Exercise details:
Across the whole listing, state how many lines include "ffffff". Add nothing to that number.

Records for processing:
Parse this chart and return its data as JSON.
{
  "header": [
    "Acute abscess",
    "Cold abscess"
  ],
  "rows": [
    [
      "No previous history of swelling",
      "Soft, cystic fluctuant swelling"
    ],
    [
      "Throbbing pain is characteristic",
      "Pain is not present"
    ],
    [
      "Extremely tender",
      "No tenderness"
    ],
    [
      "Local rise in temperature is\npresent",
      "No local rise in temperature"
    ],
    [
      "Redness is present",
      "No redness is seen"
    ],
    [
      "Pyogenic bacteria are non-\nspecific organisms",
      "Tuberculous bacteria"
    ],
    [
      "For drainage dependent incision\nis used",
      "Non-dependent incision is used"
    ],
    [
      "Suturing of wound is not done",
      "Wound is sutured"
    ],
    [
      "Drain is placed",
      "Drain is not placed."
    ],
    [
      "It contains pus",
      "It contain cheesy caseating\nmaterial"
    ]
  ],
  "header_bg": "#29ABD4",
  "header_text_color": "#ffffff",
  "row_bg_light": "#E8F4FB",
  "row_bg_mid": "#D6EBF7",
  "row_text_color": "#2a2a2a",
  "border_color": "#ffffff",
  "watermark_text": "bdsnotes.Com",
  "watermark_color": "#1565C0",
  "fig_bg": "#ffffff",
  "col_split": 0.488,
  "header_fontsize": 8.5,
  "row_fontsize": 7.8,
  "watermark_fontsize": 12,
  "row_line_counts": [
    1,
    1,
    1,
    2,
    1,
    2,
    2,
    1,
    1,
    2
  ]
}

Task output:
3